What to do: Below are some records. Copy every line in them that holds "广义财政支出继续加快".

-- BEGIN Given records --

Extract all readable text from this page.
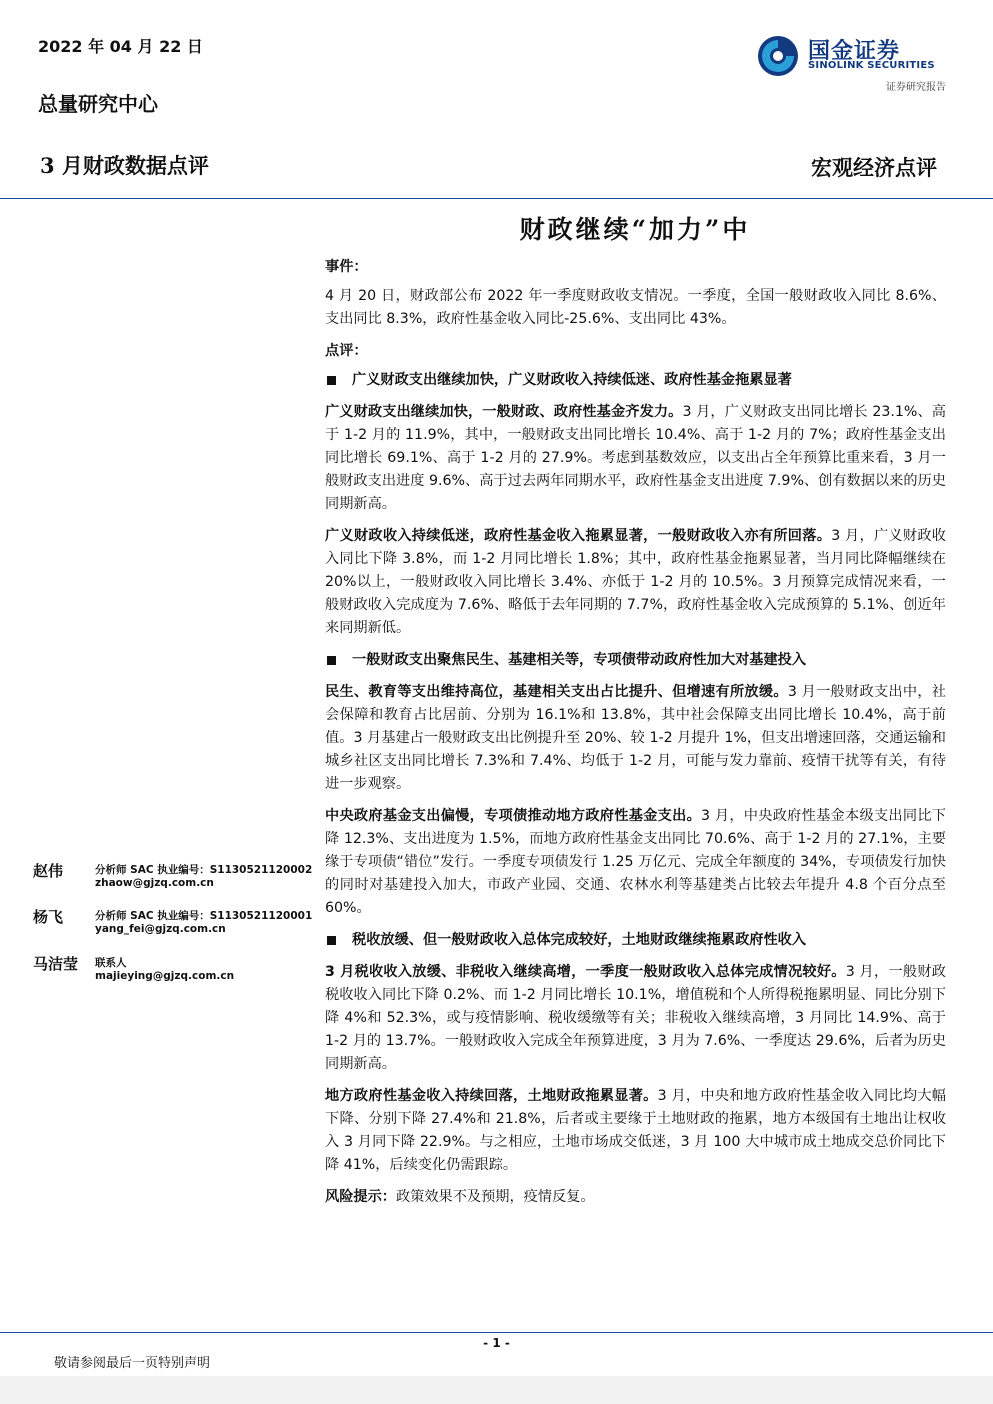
2022 年 04 月 22 日
总量研究中心
3 月财政数据点评	宏观经济点评
国金证券
SINOLINK SECURITIES
证券研究报告
财政继续“加力”中
事件：

4 月 20 日，财政部公布 2022 年一季度财政收支情况。一季度，全国一般财政收入同比 8.6%、支出同比 8.3%，政府性基金收入同比-25.6%、支出同比 43%。

点评：
广义财政支出继续加快，广义财政收入持续低迷、政府性基金拖累显著

广义财政支出继续加快，一般财政、政府性基金齐发力。3 月，广义财政支出同比增长 23.1%、高于 1-2 月的 11.9%，其中，一般财政支出同比增长 10.4%、高于 1-2 月的 7%；政府性基金支出同比增长 69.1%、高于 1-2 月的 27.9%。考虑到基数效应，以支出占全年预算比重来看，3 月一般财政支出进度 9.6%、高于过去两年同期水平，政府性基金支出进度 7.9%、创有数据以来的历史同期新高。

广义财政收入持续低迷，政府性基金收入拖累显著，一般财政收入亦有所回落。3 月，广义财政收入同比下降 3.8%，而 1-2 月同比增长 1.8%；其中，政府性基金拖累显著，当月同比降幅继续在 20%以上，一般财政收入同比增长 3.4%、亦低于 1-2 月的 10.5%。3 月预算完成情况来看，一般财政收入完成度为 7.6%、略低于去年同期的 7.7%，政府性基金收入完成预算的 5.1%、创近年来同期新低。

一般财政支出聚焦民生、基建相关等，专项债带动政府性加大对基建投入

民生、教育等支出维持高位，基建相关支出占比提升、但增速有所放缓。3 月一般财政支出中，社会保障和教育占比居前、分别为 16.1%和 13.8%，其中社会保障支出同比增长 10.4%，高于前值。3 月基建占一般财政支出比例提升至 20%、较 1-2 月提升 1%，但支出增速回落，交通运输和城乡社区支出同比增长 7.3%和 7.4%、均低于 1-2 月，可能与发力靠前、疫情干扰等有关，有待进一步观察。

中央政府基金支出偏慢，专项债推动地方政府性基金支出。3 月，中央政府性基金本级支出同比下降 12.3%、支出进度为 1.5%，而地方政府性基金支出同比 70.6%、高于 1-2 月的 27.1%，主要缘于专项债“错位”发行。一季度专项债发行 1.25 万亿元、完成全年额度的 34%，专项债发行加快的同时对基建投入加大，市政产业园、交通、农林水利等基建类占比较去年提升 4.8 个百分点至 60%。

税收放缓、但一般财政收入总体完成较好，土地财政继续拖累政府性收入

3 月税收收入放缓、非税收入继续高增，一季度一般财政收入总体完成情况较好。3 月，一般财政税收收入同比下降 0.2%、而 1-2 月同比增长 10.1%，增值税和个人所得税拖累明显、同比分别下降 4%和 52.3%，或与疫情影响、税收缓缴等有关；非税收入继续高增，3 月同比 14.9%、高于 1-2 月的 13.7%。一般财政收入完成全年预算进度，3 月为 7.6%、一季度达 29.6%，后者为历史同期新高。

地方政府性基金收入持续回落，土地财政拖累显著。3 月，中央和地方政府性基金收入同比均大幅下降、分别下降 27.4%和 21.8%，后者或主要缘于土地财政的拖累，地方本级国有土地出让权收入 3 月同下降 22.9%。与之相应，土地市场成交低迷，3 月 100 大中城市成土地成交总价同比下降 41%，后续变化仍需跟踪。

风险提示：政策效果不及预期，疫情反复。

赵伟	分析师 SAC 执业编号：S1130521120002
zhaow@gjzq.com.cn
杨飞	分析师 SAC 执业编号：S1130521120001
yang_fei@gjzq.com.cn
马洁莹 联系人
majieying@gjzq.com.cn
- 1 -
敬请参阅最后一页特别声明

-- END Given records --

Output:
广义财政支出继续加快，广义财政收入持续低迷、政府性基金拖累显著
广义财政支出继续加快，一般财政、政府性基金齐发力。3 月，广义财政支出同比增长 23.1%、高于 1-2 月的 11.9%，其中，一般财政支出同比增长 10.4%、高于 1-2 月的 7%；政府性基金支出同比增长 69.1%、高于 1-2 月的 27.9%。考虑到基数效应，以支出占全年预算比重来看，3 月一般财政支出进度 9.6%、高于过去两年同期水平，政府性基金支出进度 7.9%、创有数据以来的历史同期新高。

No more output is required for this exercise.